-- Data extract start --

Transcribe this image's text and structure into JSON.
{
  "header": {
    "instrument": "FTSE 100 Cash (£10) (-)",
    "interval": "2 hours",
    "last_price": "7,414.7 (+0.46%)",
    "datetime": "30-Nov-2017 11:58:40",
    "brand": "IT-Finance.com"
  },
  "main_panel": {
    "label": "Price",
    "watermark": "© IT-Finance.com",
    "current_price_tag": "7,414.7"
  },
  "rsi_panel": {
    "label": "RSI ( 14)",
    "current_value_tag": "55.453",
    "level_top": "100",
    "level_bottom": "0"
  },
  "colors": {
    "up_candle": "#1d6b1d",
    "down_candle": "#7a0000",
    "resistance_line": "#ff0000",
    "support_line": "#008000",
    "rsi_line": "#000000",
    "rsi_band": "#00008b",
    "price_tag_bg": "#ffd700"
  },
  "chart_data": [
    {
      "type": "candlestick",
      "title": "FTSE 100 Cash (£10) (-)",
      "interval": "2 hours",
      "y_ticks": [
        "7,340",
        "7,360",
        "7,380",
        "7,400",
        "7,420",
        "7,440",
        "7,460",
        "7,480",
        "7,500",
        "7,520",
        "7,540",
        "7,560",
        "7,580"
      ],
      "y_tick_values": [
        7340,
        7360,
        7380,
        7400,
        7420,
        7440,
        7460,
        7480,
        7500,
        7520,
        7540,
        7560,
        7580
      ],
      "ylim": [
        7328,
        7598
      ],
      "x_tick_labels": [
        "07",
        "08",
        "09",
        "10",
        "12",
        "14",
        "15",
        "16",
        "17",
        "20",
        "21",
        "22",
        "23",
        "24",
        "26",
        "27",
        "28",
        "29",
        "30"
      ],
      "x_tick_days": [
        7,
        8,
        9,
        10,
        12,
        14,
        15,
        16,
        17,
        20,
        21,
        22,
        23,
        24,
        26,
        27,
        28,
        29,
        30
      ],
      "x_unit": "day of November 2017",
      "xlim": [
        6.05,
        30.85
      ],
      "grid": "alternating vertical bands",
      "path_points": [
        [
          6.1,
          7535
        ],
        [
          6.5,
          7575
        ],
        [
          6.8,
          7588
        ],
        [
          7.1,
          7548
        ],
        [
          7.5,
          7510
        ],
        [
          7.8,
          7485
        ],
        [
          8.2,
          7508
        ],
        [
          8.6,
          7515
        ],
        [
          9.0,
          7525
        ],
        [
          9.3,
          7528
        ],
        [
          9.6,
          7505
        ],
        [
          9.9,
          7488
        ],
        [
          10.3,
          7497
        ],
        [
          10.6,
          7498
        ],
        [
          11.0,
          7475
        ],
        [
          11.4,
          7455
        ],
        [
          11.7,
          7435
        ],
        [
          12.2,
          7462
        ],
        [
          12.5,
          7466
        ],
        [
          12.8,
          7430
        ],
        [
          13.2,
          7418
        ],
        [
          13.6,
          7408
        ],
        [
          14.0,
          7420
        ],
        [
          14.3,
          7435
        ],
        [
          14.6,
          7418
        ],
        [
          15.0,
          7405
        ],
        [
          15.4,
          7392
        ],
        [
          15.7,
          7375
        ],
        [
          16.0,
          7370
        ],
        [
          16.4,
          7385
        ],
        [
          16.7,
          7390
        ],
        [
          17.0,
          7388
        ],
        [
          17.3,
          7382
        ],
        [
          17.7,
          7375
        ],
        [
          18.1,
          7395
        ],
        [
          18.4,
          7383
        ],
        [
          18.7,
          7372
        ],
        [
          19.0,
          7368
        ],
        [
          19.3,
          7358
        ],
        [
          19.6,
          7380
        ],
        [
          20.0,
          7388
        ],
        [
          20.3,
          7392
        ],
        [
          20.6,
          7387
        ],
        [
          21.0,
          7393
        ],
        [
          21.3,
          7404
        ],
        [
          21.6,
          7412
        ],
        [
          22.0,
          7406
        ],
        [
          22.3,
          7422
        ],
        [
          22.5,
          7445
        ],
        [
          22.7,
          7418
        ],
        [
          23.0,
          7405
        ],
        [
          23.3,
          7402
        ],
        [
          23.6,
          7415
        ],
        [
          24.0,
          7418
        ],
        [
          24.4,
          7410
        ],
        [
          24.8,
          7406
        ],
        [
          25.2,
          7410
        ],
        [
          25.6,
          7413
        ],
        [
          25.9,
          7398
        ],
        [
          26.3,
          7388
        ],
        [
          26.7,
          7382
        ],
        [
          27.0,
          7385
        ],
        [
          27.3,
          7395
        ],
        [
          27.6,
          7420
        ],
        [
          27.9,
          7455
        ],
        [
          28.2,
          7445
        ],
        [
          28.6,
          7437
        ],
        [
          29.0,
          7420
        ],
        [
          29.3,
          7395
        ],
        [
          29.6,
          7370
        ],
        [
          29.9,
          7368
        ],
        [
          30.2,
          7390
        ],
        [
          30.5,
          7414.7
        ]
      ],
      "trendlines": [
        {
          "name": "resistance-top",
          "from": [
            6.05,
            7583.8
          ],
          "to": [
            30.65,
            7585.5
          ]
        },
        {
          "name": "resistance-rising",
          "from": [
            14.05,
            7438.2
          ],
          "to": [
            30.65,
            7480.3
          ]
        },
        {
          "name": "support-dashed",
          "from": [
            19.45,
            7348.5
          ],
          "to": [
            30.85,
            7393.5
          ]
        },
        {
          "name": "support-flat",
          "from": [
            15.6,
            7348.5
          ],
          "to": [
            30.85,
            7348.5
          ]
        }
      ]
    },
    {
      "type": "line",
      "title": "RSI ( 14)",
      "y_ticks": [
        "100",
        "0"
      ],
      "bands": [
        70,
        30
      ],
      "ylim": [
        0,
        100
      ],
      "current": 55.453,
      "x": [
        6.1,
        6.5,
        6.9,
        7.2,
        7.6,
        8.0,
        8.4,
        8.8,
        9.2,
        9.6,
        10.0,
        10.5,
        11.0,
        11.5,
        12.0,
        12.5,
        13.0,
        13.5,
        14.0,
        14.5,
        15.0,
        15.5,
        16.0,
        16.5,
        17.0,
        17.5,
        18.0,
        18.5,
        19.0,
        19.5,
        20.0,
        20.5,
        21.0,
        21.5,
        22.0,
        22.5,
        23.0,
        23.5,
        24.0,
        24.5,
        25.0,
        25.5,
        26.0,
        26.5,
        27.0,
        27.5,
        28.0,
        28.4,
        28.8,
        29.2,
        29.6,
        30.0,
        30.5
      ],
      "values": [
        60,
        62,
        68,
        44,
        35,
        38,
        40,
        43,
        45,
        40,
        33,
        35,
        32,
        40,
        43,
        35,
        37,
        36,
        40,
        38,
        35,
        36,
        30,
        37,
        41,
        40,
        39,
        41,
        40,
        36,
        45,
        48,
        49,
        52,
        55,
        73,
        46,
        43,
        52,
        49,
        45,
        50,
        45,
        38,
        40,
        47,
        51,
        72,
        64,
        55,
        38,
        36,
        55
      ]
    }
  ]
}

-- Data extract end --

> Requirement
In full and verbatim, repeat the records given above.

> Result for this task
Transcribe this image's text and structure into JSON.
{
  "header": {
    "instrument": "FTSE 100 Cash (£10) (-)",
    "interval": "2 hours",
    "last_price": "7,414.7 (+0.46%)",
    "datetime": "30-Nov-2017 11:58:40",
    "brand": "IT-Finance.com"
  },
  "main_panel": {
    "label": "Price",
    "watermark": "© IT-Finance.com",
    "current_price_tag": "7,414.7"
  },
  "rsi_panel": {
    "label": "RSI ( 14)",
    "current_value_tag": "55.453",
    "level_top": "100",
    "level_bottom": "0"
  },
  "colors": {
    "up_candle": "#1d6b1d",
    "down_candle": "#7a0000",
    "resistance_line": "#ff0000",
    "support_line": "#008000",
    "rsi_line": "#000000",
    "rsi_band": "#00008b",
    "price_tag_bg": "#ffd700"
  },
  "chart_data": [
    {
      "type": "candlestick",
      "title": "FTSE 100 Cash (£10) (-)",
      "interval": "2 hours",
      "y_ticks": [
        "7,340",
        "7,360",
        "7,380",
        "7,400",
        "7,420",
        "7,440",
        "7,460",
        "7,480",
        "7,500",
        "7,520",
        "7,540",
        "7,560",
        "7,580"
      ],
      "y_tick_values": [
        7340,
        7360,
        7380,
        7400,
        7420,
        7440,
        7460,
        7480,
        7500,
        7520,
        7540,
        7560,
        7580
      ],
      "ylim": [
        7328,
        7598
      ],
      "x_tick_labels": [
        "07",
        "08",
        "09",
        "10",
        "12",
        "14",
        "15",
        "16",
        "17",
        "20",
        "21",
        "22",
        "23",
        "24",
        "26",
        "27",
        "28",
        "29",
        "30"
      ],
      "x_tick_days": [
        7,
        8,
        9,
        10,
        12,
        14,
        15,
        16,
        17,
        20,
        21,
        22,
        23,
        24,
        26,
        27,
        28,
        29,
        30
      ],
      "x_unit": "day of November 2017",
      "xlim": [
        6.05,
        30.85
      ],
      "grid": "alternating vertical bands",
      "path_points": [
        [
          6.1,
          7535
        ],
        [
          6.5,
          7575
        ],
        [
          6.8,
          7588
        ],
        [
          7.1,
          7548
        ],
        [
          7.5,
          7510
        ],
        [
          7.8,
          7485
        ],
        [
          8.2,
          7508
        ],
        [
          8.6,
          7515
        ],
        [
          9.0,
          7525
        ],
        [
          9.3,
          7528
        ],
        [
          9.6,
          7505
        ],
        [
          9.9,
          7488
        ],
        [
          10.3,
          7497
        ],
        [
          10.6,
          7498
        ],
        [
          11.0,
          7475
        ],
        [
          11.4,
          7455
        ],
        [
          11.7,
          7435
        ],
        [
          12.2,
          7462
        ],
        [
          12.5,
          7466
        ],
        [
          12.8,
          7430
        ],
        [
          13.2,
          7418
        ],
        [
          13.6,
          7408
        ],
        [
          14.0,
          7420
        ],
        [
          14.3,
          7435
        ],
        [
          14.6,
          7418
        ],
        [
          15.0,
          7405
        ],
        [
          15.4,
          7392
        ],
        [
          15.7,
          7375
        ],
        [
          16.0,
          7370
        ],
        [
          16.4,
          7385
        ],
        [
          16.7,
          7390
        ],
        [
          17.0,
          7388
        ],
        [
          17.3,
          7382
        ],
        [
          17.7,
          7375
        ],
        [
          18.1,
          7395
        ],
        [
          18.4,
          7383
        ],
        [
          18.7,
          7372
        ],
        [
          19.0,
          7368
        ],
        [
          19.3,
          7358
        ],
        [
          19.6,
          7380
        ],
        [
          20.0,
          7388
        ],
        [
          20.3,
          7392
        ],
        [
          20.6,
          7387
        ],
        [
          21.0,
          7393
        ],
        [
          21.3,
          7404
        ],
        [
          21.6,
          7412
        ],
        [
          22.0,
          7406
        ],
        [
          22.3,
          7422
        ],
        [
          22.5,
          7445
        ],
        [
          22.7,
          7418
        ],
        [
          23.0,
          7405
        ],
        [
          23.3,
          7402
        ],
        [
          23.6,
          7415
        ],
        [
          24.0,
          7418
        ],
        [
          24.4,
          7410
        ],
        [
          24.8,
          7406
        ],
        [
          25.2,
          7410
        ],
        [
          25.6,
          7413
        ],
        [
          25.9,
          7398
        ],
        [
          26.3,
          7388
        ],
        [
          26.7,
          7382
        ],
        [
          27.0,
          7385
        ],
        [
          27.3,
          7395
        ],
        [
          27.6,
          7420
        ],
        [
          27.9,
          7455
        ],
        [
          28.2,
          7445
        ],
        [
          28.6,
          7437
        ],
        [
          29.0,
          7420
        ],
        [
          29.3,
          7395
        ],
        [
          29.6,
          7370
        ],
        [
          29.9,
          7368
        ],
        [
          30.2,
          7390
        ],
        [
          30.5,
          7414.7
        ]
      ],
      "trendlines": [
        {
          "name": "resistance-top",
          "from": [
            6.05,
            7583.8
          ],
          "to": [
            30.65,
            7585.5
          ]
        },
        {
          "name": "resistance-rising",
          "from": [
            14.05,
            7438.2
          ],
          "to": [
            30.65,
            7480.3
          ]
        },
        {
          "name": "support-dashed",
          "from": [
            19.45,
            7348.5
          ],
          "to": [
            30.85,
            7393.5
          ]
        },
        {
          "name": "support-flat",
          "from": [
            15.6,
            7348.5
          ],
          "to": [
            30.85,
            7348.5
          ]
        }
      ]
    },
    {
      "type": "line",
      "title": "RSI ( 14)",
      "y_ticks": [
        "100",
        "0"
      ],
      "bands": [
        70,
        30
      ],
      "ylim": [
        0,
        100
      ],
      "current": 55.453,
      "x": [
        6.1,
        6.5,
        6.9,
        7.2,
        7.6,
        8.0,
        8.4,
        8.8,
        9.2,
        9.6,
        10.0,
        10.5,
        11.0,
        11.5,
        12.0,
        12.5,
        13.0,
        13.5,
        14.0,
        14.5,
        15.0,
        15.5,
        16.0,
        16.5,
        17.0,
        17.5,
        18.0,
        18.5,
        19.0,
        19.5,
        20.0,
        20.5,
        21.0,
        21.5,
        22.0,
        22.5,
        23.0,
        23.5,
        24.0,
        24.5,
        25.0,
        25.5,
        26.0,
        26.5,
        27.0,
        27.5,
        28.0,
        28.4,
        28.8,
        29.2,
        29.6,
        30.0,
        30.5
      ],
      "values": [
        60,
        62,
        68,
        44,
        35,
        38,
        40,
        43,
        45,
        40,
        33,
        35,
        32,
        40,
        43,
        35,
        37,
        36,
        40,
        38,
        35,
        36,
        30,
        37,
        41,
        40,
        39,
        41,
        40,
        36,
        45,
        48,
        49,
        52,
        55,
        73,
        46,
        43,
        52,
        49,
        45,
        50,
        45,
        38,
        40,
        47,
        51,
        72,
        64,
        55,
        38,
        36,
        55
      ]
    }
  ]
}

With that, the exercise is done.